-- Aim of the exercise --
Each entry below should be written out exactly as it is, with no pictures.

>> start Records shown

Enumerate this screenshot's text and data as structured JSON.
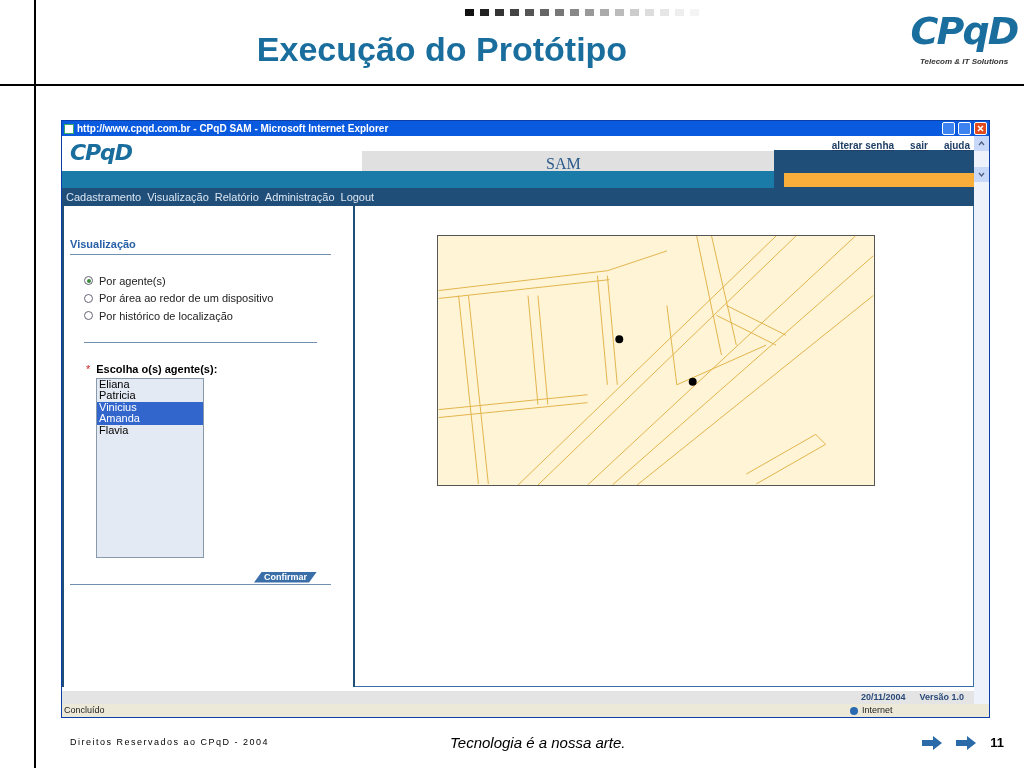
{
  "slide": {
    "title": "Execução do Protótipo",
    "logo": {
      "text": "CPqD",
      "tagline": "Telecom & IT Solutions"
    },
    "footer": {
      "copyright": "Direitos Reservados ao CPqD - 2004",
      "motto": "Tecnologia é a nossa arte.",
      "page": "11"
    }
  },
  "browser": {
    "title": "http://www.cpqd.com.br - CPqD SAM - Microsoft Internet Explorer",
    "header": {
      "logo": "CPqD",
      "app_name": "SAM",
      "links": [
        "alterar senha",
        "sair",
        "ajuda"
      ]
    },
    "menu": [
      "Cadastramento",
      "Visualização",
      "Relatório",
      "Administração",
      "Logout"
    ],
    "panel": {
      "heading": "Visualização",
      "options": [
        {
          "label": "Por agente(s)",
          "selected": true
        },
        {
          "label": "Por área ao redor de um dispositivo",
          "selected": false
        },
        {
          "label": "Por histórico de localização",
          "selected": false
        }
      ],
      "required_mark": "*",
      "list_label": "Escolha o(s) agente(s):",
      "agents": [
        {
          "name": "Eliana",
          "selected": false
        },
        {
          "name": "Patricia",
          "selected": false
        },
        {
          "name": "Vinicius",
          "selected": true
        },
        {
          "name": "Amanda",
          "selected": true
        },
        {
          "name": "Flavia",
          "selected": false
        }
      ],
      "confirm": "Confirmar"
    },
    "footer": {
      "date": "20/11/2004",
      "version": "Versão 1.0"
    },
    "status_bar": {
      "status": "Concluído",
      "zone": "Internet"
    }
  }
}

>> end Records shown

-- In response --
Enumerate this screenshot's text and data as structured JSON.
{
  "slide": {
    "title": "Execução do Protótipo",
    "logo": {
      "text": "CPqD",
      "tagline": "Telecom & IT Solutions"
    },
    "footer": {
      "copyright": "Direitos Reservados ao CPqD - 2004",
      "motto": "Tecnologia é a nossa arte.",
      "page": "11"
    }
  },
  "browser": {
    "title": "http://www.cpqd.com.br - CPqD SAM - Microsoft Internet Explorer",
    "header": {
      "logo": "CPqD",
      "app_name": "SAM",
      "links": [
        "alterar senha",
        "sair",
        "ajuda"
      ]
    },
    "menu": [
      "Cadastramento",
      "Visualização",
      "Relatório",
      "Administração",
      "Logout"
    ],
    "panel": {
      "heading": "Visualização",
      "options": [
        {
          "label": "Por agente(s)",
          "selected": true
        },
        {
          "label": "Por área ao redor de um dispositivo",
          "selected": false
        },
        {
          "label": "Por histórico de localização",
          "selected": false
        }
      ],
      "required_mark": "*",
      "list_label": "Escolha o(s) agente(s):",
      "agents": [
        {
          "name": "Eliana",
          "selected": false
        },
        {
          "name": "Patricia",
          "selected": false
        },
        {
          "name": "Vinicius",
          "selected": true
        },
        {
          "name": "Amanda",
          "selected": true
        },
        {
          "name": "Flavia",
          "selected": false
        }
      ],
      "confirm": "Confirmar"
    },
    "footer": {
      "date": "20/11/2004",
      "version": "Versão 1.0"
    },
    "status_bar": {
      "status": "Concluído",
      "zone": "Internet"
    }
  }
}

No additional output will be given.